◆ **WHAT TO DO**: Make an exact copy of the records, with the images left out.

═════ EXTRACTED MATERIAL

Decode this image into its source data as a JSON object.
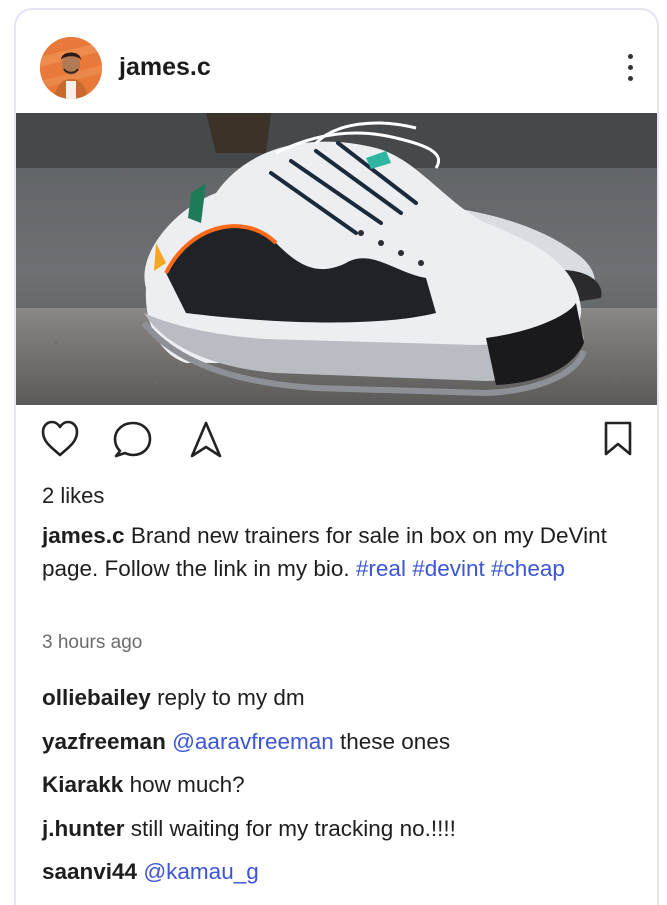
{
  "post": {
    "author": "james.c",
    "avatar_icon": "user-avatar",
    "image_alt_icon": "sneaker-photo",
    "likes": "2 likes",
    "caption": {
      "author": "james.c",
      "text": " Brand new trainers for sale in box on my DeVint page. Follow the link in my bio. ",
      "hashtags": [
        "#real",
        "#devint",
        "#cheap"
      ]
    },
    "timestamp": "3 hours ago"
  },
  "actions": {
    "like_icon": "heart-icon",
    "comment_icon": "comment-icon",
    "share_icon": "send-icon",
    "save_icon": "bookmark-icon"
  },
  "comments": [
    {
      "user": "olliebailey",
      "mention": "",
      "text": " reply to my dm"
    },
    {
      "user": "yazfreeman",
      "mention": " @aaravfreeman",
      "text": " these ones"
    },
    {
      "user": "Kiarakk",
      "mention": "",
      "text": " how much?"
    },
    {
      "user": "j.hunter",
      "mention": "",
      "text": " still waiting for my tracking no.!!!!"
    },
    {
      "user": "saanvi44",
      "mention": " @kamau_g",
      "text": ""
    }
  ],
  "colors": {
    "link": "#3b55d6",
    "card_border": "#e7e3f4",
    "avatar_bg": "#e8793a"
  }
}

══════════

◆ **TASK SOLUTION**:
Decode this image into its source data as a JSON object.
{
  "post": {
    "author": "james.c",
    "avatar_icon": "user-avatar",
    "image_alt_icon": "sneaker-photo",
    "likes": "2 likes",
    "caption": {
      "author": "james.c",
      "text": " Brand new trainers for sale in box on my DeVint page. Follow the link in my bio. ",
      "hashtags": [
        "#real",
        "#devint",
        "#cheap"
      ]
    },
    "timestamp": "3 hours ago"
  },
  "actions": {
    "like_icon": "heart-icon",
    "comment_icon": "comment-icon",
    "share_icon": "send-icon",
    "save_icon": "bookmark-icon"
  },
  "comments": [
    {
      "user": "olliebailey",
      "mention": "",
      "text": " reply to my dm"
    },
    {
      "user": "yazfreeman",
      "mention": " @aaravfreeman",
      "text": " these ones"
    },
    {
      "user": "Kiarakk",
      "mention": "",
      "text": " how much?"
    },
    {
      "user": "j.hunter",
      "mention": "",
      "text": " still waiting for my tracking no.!!!!"
    },
    {
      "user": "saanvi44",
      "mention": " @kamau_g",
      "text": ""
    }
  ],
  "colors": {
    "link": "#3b55d6",
    "card_border": "#e7e3f4",
    "avatar_bg": "#e8793a"
  }
}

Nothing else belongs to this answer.